Sobre Missa da meia-noite, moralidade, culpa e religião

Maíra Ferreira
Revista Subjetiva
Published in
4 min readSep 28, 2021
Foto: Netflix

Eu sempre achei fascinante como, ao longo da História, houve tantas pessoas cometendo crimes tenebrosos sob a justificativa de estar a serviço de uma força maior. Um Deus poderoso que promete que os fins justificam os meios — ou que, depois da barbárie, vai vir alguma espécie de salvação, ressurreição, purificação, o que quer que seja. Qualquer moralidade anterior parece facilmente dobrável sob o peso dos discursos religiosos. Tudo se justifica. E os que cometem as atrocidades são muitas vezes pessoas tomadas por um senso de propósito extremamente forte. Eles se sentem escolhidos, engrandecidos pela incumbência da tarefa, se sentem convictos de que estão fazendo a coisa certa, se o que está sendo feito é um pedido de seu respectivo Deus. Parece não existir dúvida ou remorso. A convicção religiosa prevalece sobre todo o resto.

Outro aspecto do fanatismo religioso que sempre me intrigou foi a facilidade em adaptar qualquer acontecimento para que ele caiba no discurso que convém. Seja qual acontecimento for, parece sempre existir uma forma de moldá-lo para que ele sirva ao propósito que se deseja. Um pouco como aquela frase da Anaïs Nin que diz que nós não vemos as coisas como elas são, mas como nós somos. Se você está muito disposto a acreditar no que quer que seja, é bem fácil deturpar todos os acontecimentos para que eles caibam dentro da sua crença — e sirvam para endossá-la.

Tudo isso aparece com força em Missa da meia-noite (Midnight Mass), nova série do Mike Flanagan (criador de The Haunting of Hill House e The Haunting of Bly Manor). A minissérie de terror aborda a chegada de um jovem padre (Hamish Linklater) a uma ilha com pouquíssimos moradores, praticamente moribunda e desesperada pela renovação da própria fé. Essa chegada, no entanto, vem acompanhada de alguns milagres e mistérios, que aos poucos vão envolvendo todos os moradores, fazendo com que eles mesmos revejam suas relações com a religião e a moralidade.
⁂
## ENUNCIADO A
Condense o parágrafo do texto iniciado por "Outro aspecto do fanatismo religioso", preservando seus fatos principais.
O texto e a listagem não têm relação entre si.

## MATERIAL DA TAREFA
⁂
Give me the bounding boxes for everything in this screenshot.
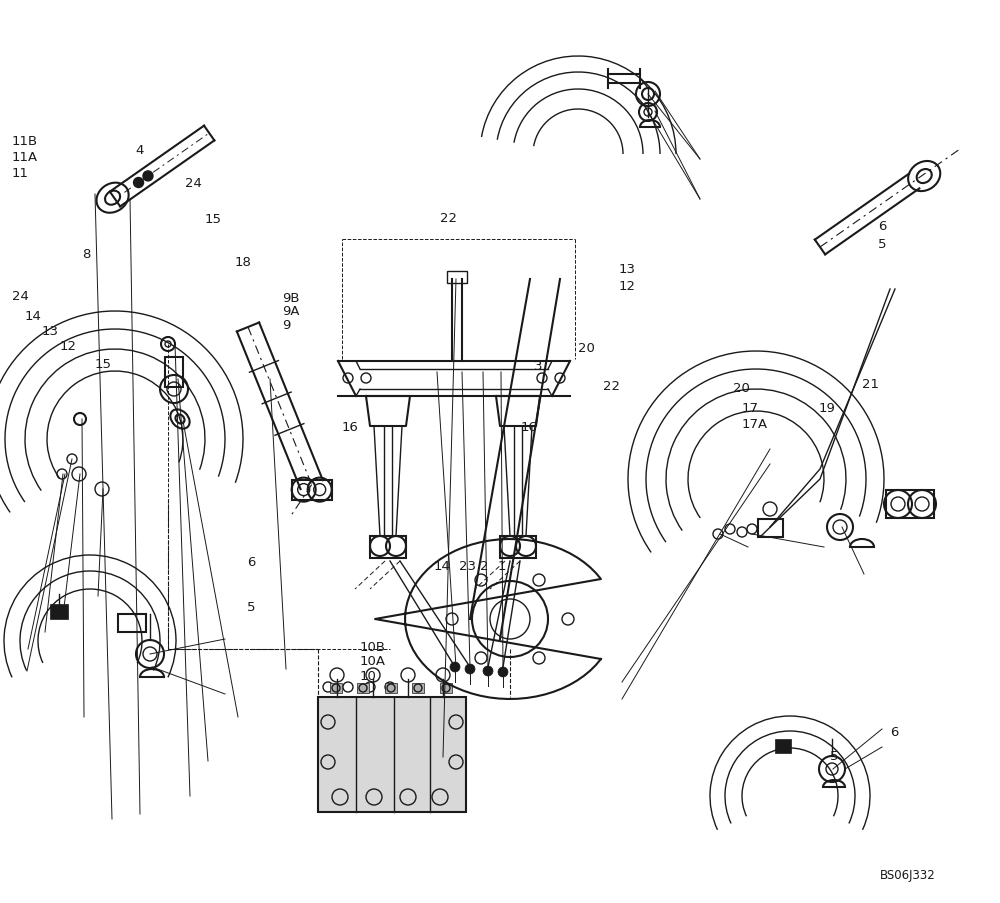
Bar	[886, 490, 934, 518]
Text: 5: 5	[830, 749, 838, 762]
Text: 13: 13	[42, 325, 59, 338]
Text: 1: 1	[498, 560, 507, 573]
Text: 2: 2	[480, 560, 489, 573]
Text: 23: 23	[459, 560, 476, 573]
Text: 9: 9	[282, 319, 290, 331]
Text: 15: 15	[205, 213, 222, 226]
Bar	[118, 614, 146, 632]
Text: 10A: 10A	[360, 655, 386, 667]
Text: 6: 6	[247, 555, 255, 568]
Bar	[318, 697, 466, 812]
Text: 9A: 9A	[282, 305, 300, 318]
Circle shape	[134, 178, 144, 189]
Text: 17A: 17A	[742, 418, 768, 431]
Bar	[370, 536, 406, 558]
Bar	[440, 684, 452, 694]
Circle shape	[465, 665, 475, 675]
Circle shape	[498, 667, 508, 677]
Text: 19: 19	[819, 402, 836, 414]
Text: 4: 4	[135, 144, 143, 157]
Bar	[165, 358, 183, 387]
Text: 12: 12	[619, 280, 636, 293]
Text: 16: 16	[521, 421, 538, 433]
Circle shape	[74, 414, 86, 425]
Bar	[775, 740, 791, 753]
Bar	[500, 536, 536, 558]
Text: 16: 16	[342, 421, 359, 433]
Text: 24: 24	[12, 290, 29, 303]
Text: 11B: 11B	[12, 135, 38, 148]
Text: 17: 17	[742, 402, 759, 414]
Text: 3: 3	[534, 359, 542, 372]
Bar	[447, 272, 467, 284]
Bar	[357, 684, 369, 694]
Text: 8: 8	[82, 248, 90, 261]
Bar	[292, 480, 332, 500]
Text: 15: 15	[95, 358, 112, 370]
Text: BS06J332: BS06J332	[880, 868, 936, 880]
Text: 22: 22	[603, 380, 620, 393]
Text: 6: 6	[878, 220, 886, 233]
Text: 10: 10	[360, 669, 377, 682]
Text: 11: 11	[12, 167, 29, 180]
Circle shape	[143, 172, 153, 182]
Text: 14: 14	[434, 560, 451, 573]
Text: 13: 13	[619, 263, 636, 275]
Text: 21: 21	[862, 377, 879, 390]
Text: 22: 22	[440, 212, 457, 225]
Text: 12: 12	[60, 340, 77, 352]
Text: 5: 5	[878, 238, 887, 251]
Bar	[385, 684, 397, 694]
Text: 9B: 9B	[282, 292, 300, 304]
Text: 20: 20	[578, 342, 595, 355]
Bar	[50, 604, 68, 619]
Bar	[330, 684, 342, 694]
Text: 24: 24	[185, 177, 202, 190]
Bar	[758, 519, 783, 537]
Text: 18: 18	[235, 256, 252, 268]
Circle shape	[450, 662, 460, 672]
Text: 20: 20	[733, 382, 750, 395]
Text: 6: 6	[890, 725, 898, 738]
Text: 14: 14	[25, 310, 42, 322]
Text: 10B: 10B	[360, 640, 386, 653]
Bar	[412, 684, 424, 694]
Text: 5: 5	[247, 600, 256, 613]
Text: 11A: 11A	[12, 151, 38, 163]
Circle shape	[483, 666, 493, 676]
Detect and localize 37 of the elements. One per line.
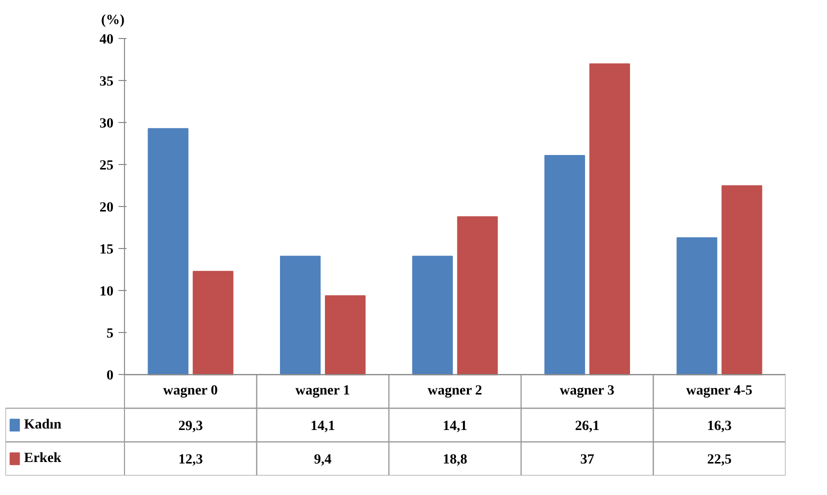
data-label: 12,3 [178, 452, 203, 468]
y-tick-label: 10 [99, 284, 114, 300]
y-tick-label: 35 [99, 74, 114, 90]
y-tick-label: 30 [99, 116, 114, 132]
legend-label: Kadın [24, 418, 62, 433]
data-label: 22,5 [707, 452, 732, 468]
data-label: 14,1 [442, 419, 468, 434]
data-label: 14,1 [310, 419, 336, 434]
bar [148, 128, 188, 376]
data-label: 26,1 [574, 419, 600, 434]
bar [192, 270, 234, 376]
y-tick-label: 15 [99, 242, 114, 258]
bar [722, 185, 762, 376]
x-tick-label: wagner 0 [163, 384, 218, 399]
data-label: 9,4 [314, 452, 332, 468]
y-tick-label: 25 [99, 158, 114, 174]
x-tick-label: wagner 4-5 [686, 384, 752, 399]
y-tick-label: 20 [99, 200, 114, 216]
y-tick-label: 5 [106, 326, 114, 342]
y-tick-label: 40 [99, 32, 114, 48]
data-label: 37 [580, 452, 594, 468]
data-label: 18,8 [442, 452, 468, 468]
legend-label: Erkek [24, 451, 62, 466]
x-tick-label: wagner 1 [295, 384, 350, 399]
bar [676, 237, 718, 376]
data-label: 29,3 [178, 419, 203, 434]
bar [457, 216, 498, 376]
bar [324, 295, 366, 376]
bar [589, 63, 630, 376]
bar [280, 256, 321, 376]
data-label: 16,3 [707, 419, 732, 434]
bar [544, 154, 586, 376]
bar [412, 256, 453, 376]
y-axis-title: (%) [101, 12, 125, 28]
x-tick-label: wagner 3 [560, 384, 614, 399]
y-tick-label: 0 [106, 368, 114, 384]
x-tick-label: wagner 2 [428, 384, 482, 399]
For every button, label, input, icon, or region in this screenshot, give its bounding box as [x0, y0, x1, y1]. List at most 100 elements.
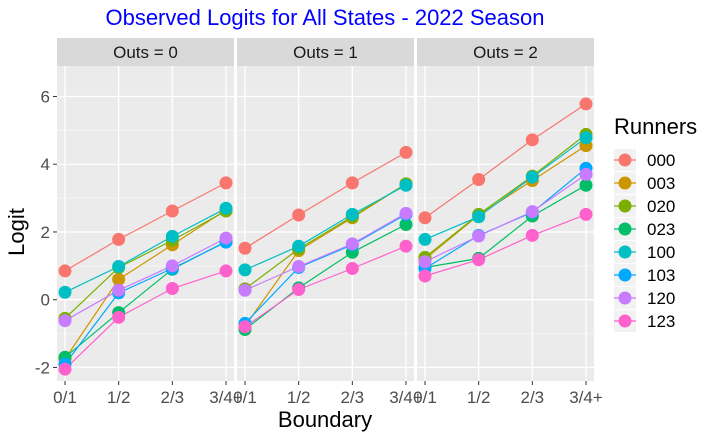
series-line-023	[424, 184, 587, 269]
facet-strip	[57, 38, 234, 66]
x-tick-label: 1/2	[107, 388, 131, 407]
series-line-120	[244, 212, 407, 291]
facet-panel: Outs = 1 0/1 1/2 2/3 3/4+	[233, 38, 423, 407]
facet-strip-label: Outs = 2	[473, 43, 538, 62]
legend-item: 020	[614, 195, 675, 217]
x-tick-label: 0/1	[233, 388, 257, 407]
series-line-000	[64, 182, 227, 272]
x-tick-label: 3/4+	[389, 388, 423, 407]
data-point-120	[345, 237, 359, 251]
legend-label: 003	[647, 174, 675, 193]
series-line-000	[424, 103, 587, 219]
data-point-023	[579, 178, 593, 192]
data-point-123	[525, 228, 539, 242]
legend-title: Runners	[614, 114, 697, 139]
series-line-000	[244, 151, 407, 249]
data-point-100	[579, 131, 593, 145]
legend-item: 100	[614, 241, 675, 263]
y-tick-label: 4	[41, 155, 50, 174]
legend-label: 100	[647, 243, 675, 262]
legend-label: 123	[647, 312, 675, 331]
x-tick-label: 1/2	[467, 388, 491, 407]
data-point-123	[58, 362, 72, 376]
data-point-123	[238, 320, 252, 334]
y-tick-label: 6	[41, 87, 50, 106]
x-tick-label: 3/4+	[209, 388, 243, 407]
data-point-000	[472, 172, 486, 186]
chart-title: Observed Logits for All States - 2022 Se…	[105, 5, 544, 30]
series-line-020	[424, 133, 587, 258]
legend-item: 123	[614, 310, 675, 332]
facet-strip-label: Outs = 1	[293, 43, 358, 62]
y-tick-label: -2	[35, 358, 50, 377]
legend-item: 120	[614, 287, 675, 309]
data-point-000	[165, 204, 179, 218]
data-point-100	[399, 178, 413, 192]
x-tick-label: 3/4+	[569, 388, 603, 407]
y-tick-label: 0	[41, 291, 50, 310]
facet-panels: Outs = 0 0/1 1/2 2/3 3/4+ Outs = 1 0/1 1/2 2/3 3/…	[35, 38, 603, 407]
facet-panel: Outs = 0 0/1 1/2 2/3 3/4+	[53, 38, 243, 407]
series-line-120	[64, 237, 227, 322]
data-point-123	[418, 269, 432, 283]
data-point-023	[399, 218, 413, 232]
data-point-000	[418, 211, 432, 225]
data-point-120	[472, 229, 486, 243]
data-point-123	[472, 253, 486, 267]
legend-key-point	[618, 222, 632, 236]
data-point-123	[579, 207, 593, 221]
legend: 000 003 020 023 100 103 120 123	[614, 149, 675, 332]
series-line-123	[64, 270, 227, 370]
x-tick-label: 1/2	[287, 388, 311, 407]
data-point-000	[579, 97, 593, 111]
legend-key-point	[618, 314, 632, 328]
data-point-100	[219, 201, 233, 215]
data-point-100	[238, 263, 252, 277]
series-line-003	[424, 145, 587, 260]
data-point-000	[112, 232, 126, 246]
data-point-120	[579, 167, 593, 181]
data-point-100	[472, 210, 486, 224]
data-point-100	[292, 239, 306, 253]
x-tick-label: 0/1	[53, 388, 77, 407]
legend-item: 000	[614, 149, 675, 171]
data-point-123	[399, 239, 413, 253]
legend-item: 103	[614, 264, 675, 286]
legend-label: 020	[647, 197, 675, 216]
legend-label: 103	[647, 266, 675, 285]
data-point-003	[112, 272, 126, 286]
x-axis-label: Boundary	[278, 407, 372, 432]
series-line-100	[64, 207, 227, 293]
series-line-100	[244, 184, 407, 271]
data-point-100	[58, 285, 72, 299]
legend-item: 023	[614, 218, 675, 240]
data-point-123	[345, 262, 359, 276]
data-point-120	[525, 205, 539, 219]
x-tick-label: 2/3	[341, 388, 365, 407]
data-point-000	[58, 264, 72, 278]
facet-strip-label: Outs = 0	[113, 43, 178, 62]
legend-label: 000	[647, 151, 675, 170]
data-point-120	[292, 260, 306, 274]
legend-label: 023	[647, 220, 675, 239]
data-point-123	[292, 283, 306, 297]
legend-key-point	[618, 176, 632, 190]
series-line-103	[64, 241, 227, 365]
data-point-000	[238, 241, 252, 255]
series-line-123	[424, 213, 587, 277]
data-point-120	[58, 314, 72, 328]
data-point-120	[418, 255, 432, 269]
data-point-120	[219, 231, 233, 245]
y-tick-label: 2	[41, 223, 50, 242]
data-point-123	[219, 264, 233, 278]
data-point-000	[399, 145, 413, 159]
panel-background	[237, 66, 414, 381]
data-point-000	[345, 176, 359, 190]
legend-key-point	[618, 245, 632, 259]
facet-strip	[237, 38, 414, 66]
legend-label: 120	[647, 289, 675, 308]
data-point-100	[345, 207, 359, 221]
series-line-120	[424, 173, 587, 263]
data-point-100	[165, 229, 179, 243]
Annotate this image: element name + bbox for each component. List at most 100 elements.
⁂
## ENUNCIADO B
Reproduza as linhas da listagem a partir da linha que contém "data-label: 12,3 [178, 452, 203, 468]" até a linha que contém "For every button, label, input, icon, or", incluindo ambas.

## RESPOSTA COMPLETA A
Outro traço intrigante do fanatismo religioso é a facilidade de moldar qualquer acontecimento ao discurso conveniente, fazendo-o servir ao propósito desejado. Como na frase de Anaïs Nin segundo a qual vemos as coisas como nós somos, e não como elas são, quem está muito disposto a acreditar distorce facilmente os fatos para que caibam em sua crença e a endossem.

## RESPOSTA COMPLETA B
data-label: 12,3 [178, 452, 203, 468]
y-tick-label: 10 [99, 284, 114, 300]
y-tick-label: 35 [99, 74, 114, 90]
y-tick-label: 30 [99, 116, 114, 132]
legend-label: Kadın [24, 418, 62, 433]
data-label: 22,5 [707, 452, 732, 468]
data-label: 14,1 [442, 419, 468, 434]
data-label: 14,1 [310, 419, 336, 434]
bar [148, 128, 188, 376]
data-label: 26,1 [574, 419, 600, 434]
bar [192, 270, 234, 376]
y-tick-label: 15 [99, 242, 114, 258]
bar [722, 185, 762, 376]
x-tick-label: wagner 0 [163, 384, 218, 399]
data-label: 9,4 [314, 452, 332, 468]
y-tick-label: 25 [99, 158, 114, 174]
x-tick-label: wagner 4-5 [686, 384, 752, 399]
y-tick-label: 20 [99, 200, 114, 216]
y-tick-label: 5 [106, 326, 114, 342]
y-tick-label: 40 [99, 32, 114, 48]
data-label: 37 [580, 452, 594, 468]
data-label: 18,8 [442, 452, 468, 468]
legend-label: Erkek [24, 451, 62, 466]
x-tick-label: wagner 1 [295, 384, 350, 399]
bar [676, 237, 718, 376]
data-label: 29,3 [178, 419, 203, 434]
bar [457, 216, 498, 376]
bar [324, 295, 366, 376]
bar [589, 63, 630, 376]
bar [280, 256, 321, 376]
data-label: 16,3 [707, 419, 732, 434]
bar [544, 154, 586, 376]
bar [412, 256, 453, 376]
y-axis-title: (%) [101, 12, 125, 28]
x-tick-label: wagner 3 [560, 384, 614, 399]
y-tick-label: 0 [106, 368, 114, 384]
x-tick-label: wagner 2 [428, 384, 482, 399]
For every button, label, input, icon, or region in this screenshot, give its bounding box as [x0, y0, x1, y1]. List at most 100 elements.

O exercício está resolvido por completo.